• Work to complete
Reproduce all of the records exactly.

• Records to process
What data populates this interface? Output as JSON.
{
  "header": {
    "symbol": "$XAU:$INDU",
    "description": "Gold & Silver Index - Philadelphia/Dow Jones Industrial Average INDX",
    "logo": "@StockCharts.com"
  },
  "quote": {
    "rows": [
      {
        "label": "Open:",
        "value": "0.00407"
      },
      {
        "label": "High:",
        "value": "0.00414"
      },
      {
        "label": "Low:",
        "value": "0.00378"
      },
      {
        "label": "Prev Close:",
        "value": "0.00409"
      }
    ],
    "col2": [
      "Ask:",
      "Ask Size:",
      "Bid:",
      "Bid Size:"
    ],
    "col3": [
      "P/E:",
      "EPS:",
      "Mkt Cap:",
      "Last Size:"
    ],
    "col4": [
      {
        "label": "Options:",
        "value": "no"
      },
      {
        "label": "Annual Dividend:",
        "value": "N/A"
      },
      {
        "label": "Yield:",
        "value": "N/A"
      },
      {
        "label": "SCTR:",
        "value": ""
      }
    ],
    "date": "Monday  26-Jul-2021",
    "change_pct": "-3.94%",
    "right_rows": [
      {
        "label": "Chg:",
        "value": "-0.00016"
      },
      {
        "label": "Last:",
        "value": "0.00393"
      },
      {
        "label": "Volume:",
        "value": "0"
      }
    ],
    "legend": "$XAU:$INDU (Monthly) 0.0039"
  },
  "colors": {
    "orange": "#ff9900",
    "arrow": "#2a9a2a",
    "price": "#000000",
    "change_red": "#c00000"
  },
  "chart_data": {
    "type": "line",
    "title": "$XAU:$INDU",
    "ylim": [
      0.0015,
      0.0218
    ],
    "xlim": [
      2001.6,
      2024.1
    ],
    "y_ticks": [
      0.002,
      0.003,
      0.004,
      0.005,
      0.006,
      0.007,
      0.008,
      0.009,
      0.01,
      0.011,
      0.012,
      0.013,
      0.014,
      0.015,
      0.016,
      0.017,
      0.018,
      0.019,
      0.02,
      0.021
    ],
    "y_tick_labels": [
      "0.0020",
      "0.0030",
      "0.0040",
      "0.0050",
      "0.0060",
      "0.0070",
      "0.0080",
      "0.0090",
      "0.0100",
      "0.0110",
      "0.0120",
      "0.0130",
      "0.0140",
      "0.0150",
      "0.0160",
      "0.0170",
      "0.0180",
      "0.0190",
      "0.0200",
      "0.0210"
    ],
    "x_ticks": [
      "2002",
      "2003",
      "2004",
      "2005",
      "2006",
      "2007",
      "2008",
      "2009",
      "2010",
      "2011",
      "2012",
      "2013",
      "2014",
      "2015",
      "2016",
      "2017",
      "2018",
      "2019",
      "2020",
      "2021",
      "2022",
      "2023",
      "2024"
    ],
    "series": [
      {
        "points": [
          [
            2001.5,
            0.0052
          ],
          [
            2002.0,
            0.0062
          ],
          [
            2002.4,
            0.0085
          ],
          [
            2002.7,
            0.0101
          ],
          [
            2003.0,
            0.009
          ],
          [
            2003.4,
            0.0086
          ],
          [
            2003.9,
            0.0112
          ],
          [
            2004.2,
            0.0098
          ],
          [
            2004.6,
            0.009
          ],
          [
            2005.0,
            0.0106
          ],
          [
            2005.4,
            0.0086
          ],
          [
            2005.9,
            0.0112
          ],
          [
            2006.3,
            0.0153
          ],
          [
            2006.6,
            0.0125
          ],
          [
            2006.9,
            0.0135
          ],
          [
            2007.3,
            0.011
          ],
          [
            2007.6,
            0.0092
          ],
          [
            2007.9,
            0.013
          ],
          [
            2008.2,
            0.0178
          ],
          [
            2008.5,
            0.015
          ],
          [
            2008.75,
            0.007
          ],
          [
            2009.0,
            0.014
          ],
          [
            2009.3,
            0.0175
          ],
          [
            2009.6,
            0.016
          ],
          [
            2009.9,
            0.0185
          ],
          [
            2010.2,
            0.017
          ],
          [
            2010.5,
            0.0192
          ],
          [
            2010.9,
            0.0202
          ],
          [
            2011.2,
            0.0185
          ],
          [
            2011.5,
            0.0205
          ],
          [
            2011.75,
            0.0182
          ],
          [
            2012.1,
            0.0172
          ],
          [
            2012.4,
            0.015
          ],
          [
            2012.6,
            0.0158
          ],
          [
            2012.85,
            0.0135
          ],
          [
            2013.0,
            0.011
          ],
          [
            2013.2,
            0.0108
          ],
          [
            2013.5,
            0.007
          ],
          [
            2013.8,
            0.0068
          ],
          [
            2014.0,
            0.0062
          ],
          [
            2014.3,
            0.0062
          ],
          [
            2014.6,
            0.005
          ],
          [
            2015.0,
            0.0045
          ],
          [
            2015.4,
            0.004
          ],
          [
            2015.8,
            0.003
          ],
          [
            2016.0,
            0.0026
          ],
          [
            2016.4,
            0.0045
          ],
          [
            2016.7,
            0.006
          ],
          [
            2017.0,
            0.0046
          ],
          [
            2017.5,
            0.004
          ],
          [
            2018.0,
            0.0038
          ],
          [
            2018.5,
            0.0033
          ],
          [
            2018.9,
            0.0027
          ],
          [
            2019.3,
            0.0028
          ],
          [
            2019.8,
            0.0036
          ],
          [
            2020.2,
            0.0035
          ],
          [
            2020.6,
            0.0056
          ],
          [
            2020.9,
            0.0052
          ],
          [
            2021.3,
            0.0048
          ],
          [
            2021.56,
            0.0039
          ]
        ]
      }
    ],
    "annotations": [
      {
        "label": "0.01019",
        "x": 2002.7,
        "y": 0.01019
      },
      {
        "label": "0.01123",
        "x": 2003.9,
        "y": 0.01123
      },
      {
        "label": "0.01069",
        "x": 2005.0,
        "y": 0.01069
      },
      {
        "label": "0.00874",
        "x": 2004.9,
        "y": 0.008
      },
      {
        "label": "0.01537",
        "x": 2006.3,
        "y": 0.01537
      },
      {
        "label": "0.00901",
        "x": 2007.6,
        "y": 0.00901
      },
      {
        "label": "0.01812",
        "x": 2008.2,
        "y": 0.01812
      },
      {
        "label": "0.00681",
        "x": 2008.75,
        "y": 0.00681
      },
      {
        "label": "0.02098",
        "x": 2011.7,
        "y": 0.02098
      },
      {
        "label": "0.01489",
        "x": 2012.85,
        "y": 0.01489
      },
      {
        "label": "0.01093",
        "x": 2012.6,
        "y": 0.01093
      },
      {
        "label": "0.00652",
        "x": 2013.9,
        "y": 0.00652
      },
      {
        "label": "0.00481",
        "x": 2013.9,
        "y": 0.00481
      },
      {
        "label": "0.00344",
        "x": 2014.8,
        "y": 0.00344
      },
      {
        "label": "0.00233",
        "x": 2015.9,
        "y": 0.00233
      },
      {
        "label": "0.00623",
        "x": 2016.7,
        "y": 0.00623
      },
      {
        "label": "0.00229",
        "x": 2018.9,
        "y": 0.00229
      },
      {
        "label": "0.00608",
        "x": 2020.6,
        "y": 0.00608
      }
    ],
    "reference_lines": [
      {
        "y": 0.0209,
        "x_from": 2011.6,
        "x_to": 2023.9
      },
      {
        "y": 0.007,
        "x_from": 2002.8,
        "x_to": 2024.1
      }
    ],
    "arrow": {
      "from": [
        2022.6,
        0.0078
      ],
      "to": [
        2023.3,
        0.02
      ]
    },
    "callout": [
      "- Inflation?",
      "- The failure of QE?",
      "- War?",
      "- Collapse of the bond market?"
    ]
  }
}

• Complete answer
What data populates this interface? Output as JSON.
{
  "header": {
    "symbol": "$XAU:$INDU",
    "description": "Gold & Silver Index - Philadelphia/Dow Jones Industrial Average INDX",
    "logo": "@StockCharts.com"
  },
  "quote": {
    "rows": [
      {
        "label": "Open:",
        "value": "0.00407"
      },
      {
        "label": "High:",
        "value": "0.00414"
      },
      {
        "label": "Low:",
        "value": "0.00378"
      },
      {
        "label": "Prev Close:",
        "value": "0.00409"
      }
    ],
    "col2": [
      "Ask:",
      "Ask Size:",
      "Bid:",
      "Bid Size:"
    ],
    "col3": [
      "P/E:",
      "EPS:",
      "Mkt Cap:",
      "Last Size:"
    ],
    "col4": [
      {
        "label": "Options:",
        "value": "no"
      },
      {
        "label": "Annual Dividend:",
        "value": "N/A"
      },
      {
        "label": "Yield:",
        "value": "N/A"
      },
      {
        "label": "SCTR:",
        "value": ""
      }
    ],
    "date": "Monday  26-Jul-2021",
    "change_pct": "-3.94%",
    "right_rows": [
      {
        "label": "Chg:",
        "value": "-0.00016"
      },
      {
        "label": "Last:",
        "value": "0.00393"
      },
      {
        "label": "Volume:",
        "value": "0"
      }
    ],
    "legend": "$XAU:$INDU (Monthly) 0.0039"
  },
  "colors": {
    "orange": "#ff9900",
    "arrow": "#2a9a2a",
    "price": "#000000",
    "change_red": "#c00000"
  },
  "chart_data": {
    "type": "line",
    "title": "$XAU:$INDU",
    "ylim": [
      0.0015,
      0.0218
    ],
    "xlim": [
      2001.6,
      2024.1
    ],
    "y_ticks": [
      0.002,
      0.003,
      0.004,
      0.005,
      0.006,
      0.007,
      0.008,
      0.009,
      0.01,
      0.011,
      0.012,
      0.013,
      0.014,
      0.015,
      0.016,
      0.017,
      0.018,
      0.019,
      0.02,
      0.021
    ],
    "y_tick_labels": [
      "0.0020",
      "0.0030",
      "0.0040",
      "0.0050",
      "0.0060",
      "0.0070",
      "0.0080",
      "0.0090",
      "0.0100",
      "0.0110",
      "0.0120",
      "0.0130",
      "0.0140",
      "0.0150",
      "0.0160",
      "0.0170",
      "0.0180",
      "0.0190",
      "0.0200",
      "0.0210"
    ],
    "x_ticks": [
      "2002",
      "2003",
      "2004",
      "2005",
      "2006",
      "2007",
      "2008",
      "2009",
      "2010",
      "2011",
      "2012",
      "2013",
      "2014",
      "2015",
      "2016",
      "2017",
      "2018",
      "2019",
      "2020",
      "2021",
      "2022",
      "2023",
      "2024"
    ],
    "series": [
      {
        "points": [
          [
            2001.5,
            0.0052
          ],
          [
            2002.0,
            0.0062
          ],
          [
            2002.4,
            0.0085
          ],
          [
            2002.7,
            0.0101
          ],
          [
            2003.0,
            0.009
          ],
          [
            2003.4,
            0.0086
          ],
          [
            2003.9,
            0.0112
          ],
          [
            2004.2,
            0.0098
          ],
          [
            2004.6,
            0.009
          ],
          [
            2005.0,
            0.0106
          ],
          [
            2005.4,
            0.0086
          ],
          [
            2005.9,
            0.0112
          ],
          [
            2006.3,
            0.0153
          ],
          [
            2006.6,
            0.0125
          ],
          [
            2006.9,
            0.0135
          ],
          [
            2007.3,
            0.011
          ],
          [
            2007.6,
            0.0092
          ],
          [
            2007.9,
            0.013
          ],
          [
            2008.2,
            0.0178
          ],
          [
            2008.5,
            0.015
          ],
          [
            2008.75,
            0.007
          ],
          [
            2009.0,
            0.014
          ],
          [
            2009.3,
            0.0175
          ],
          [
            2009.6,
            0.016
          ],
          [
            2009.9,
            0.0185
          ],
          [
            2010.2,
            0.017
          ],
          [
            2010.5,
            0.0192
          ],
          [
            2010.9,
            0.0202
          ],
          [
            2011.2,
            0.0185
          ],
          [
            2011.5,
            0.0205
          ],
          [
            2011.75,
            0.0182
          ],
          [
            2012.1,
            0.0172
          ],
          [
            2012.4,
            0.015
          ],
          [
            2012.6,
            0.0158
          ],
          [
            2012.85,
            0.0135
          ],
          [
            2013.0,
            0.011
          ],
          [
            2013.2,
            0.0108
          ],
          [
            2013.5,
            0.007
          ],
          [
            2013.8,
            0.0068
          ],
          [
            2014.0,
            0.0062
          ],
          [
            2014.3,
            0.0062
          ],
          [
            2014.6,
            0.005
          ],
          [
            2015.0,
            0.0045
          ],
          [
            2015.4,
            0.004
          ],
          [
            2015.8,
            0.003
          ],
          [
            2016.0,
            0.0026
          ],
          [
            2016.4,
            0.0045
          ],
          [
            2016.7,
            0.006
          ],
          [
            2017.0,
            0.0046
          ],
          [
            2017.5,
            0.004
          ],
          [
            2018.0,
            0.0038
          ],
          [
            2018.5,
            0.0033
          ],
          [
            2018.9,
            0.0027
          ],
          [
            2019.3,
            0.0028
          ],
          [
            2019.8,
            0.0036
          ],
          [
            2020.2,
            0.0035
          ],
          [
            2020.6,
            0.0056
          ],
          [
            2020.9,
            0.0052
          ],
          [
            2021.3,
            0.0048
          ],
          [
            2021.56,
            0.0039
          ]
        ]
      }
    ],
    "annotations": [
      {
        "label": "0.01019",
        "x": 2002.7,
        "y": 0.01019
      },
      {
        "label": "0.01123",
        "x": 2003.9,
        "y": 0.01123
      },
      {
        "label": "0.01069",
        "x": 2005.0,
        "y": 0.01069
      },
      {
        "label": "0.00874",
        "x": 2004.9,
        "y": 0.008
      },
      {
        "label": "0.01537",
        "x": 2006.3,
        "y": 0.01537
      },
      {
        "label": "0.00901",
        "x": 2007.6,
        "y": 0.00901
      },
      {
        "label": "0.01812",
        "x": 2008.2,
        "y": 0.01812
      },
      {
        "label": "0.00681",
        "x": 2008.75,
        "y": 0.00681
      },
      {
        "label": "0.02098",
        "x": 2011.7,
        "y": 0.02098
      },
      {
        "label": "0.01489",
        "x": 2012.85,
        "y": 0.01489
      },
      {
        "label": "0.01093",
        "x": 2012.6,
        "y": 0.01093
      },
      {
        "label": "0.00652",
        "x": 2013.9,
        "y": 0.00652
      },
      {
        "label": "0.00481",
        "x": 2013.9,
        "y": 0.00481
      },
      {
        "label": "0.00344",
        "x": 2014.8,
        "y": 0.00344
      },
      {
        "label": "0.00233",
        "x": 2015.9,
        "y": 0.00233
      },
      {
        "label": "0.00623",
        "x": 2016.7,
        "y": 0.00623
      },
      {
        "label": "0.00229",
        "x": 2018.9,
        "y": 0.00229
      },
      {
        "label": "0.00608",
        "x": 2020.6,
        "y": 0.00608
      }
    ],
    "reference_lines": [
      {
        "y": 0.0209,
        "x_from": 2011.6,
        "x_to": 2023.9
      },
      {
        "y": 0.007,
        "x_from": 2002.8,
        "x_to": 2024.1
      }
    ],
    "arrow": {
      "from": [
        2022.6,
        0.0078
      ],
      "to": [
        2023.3,
        0.02
      ]
    },
    "callout": [
      "- Inflation?",
      "- The failure of QE?",
      "- War?",
      "- Collapse of the bond market?"
    ]
  }
}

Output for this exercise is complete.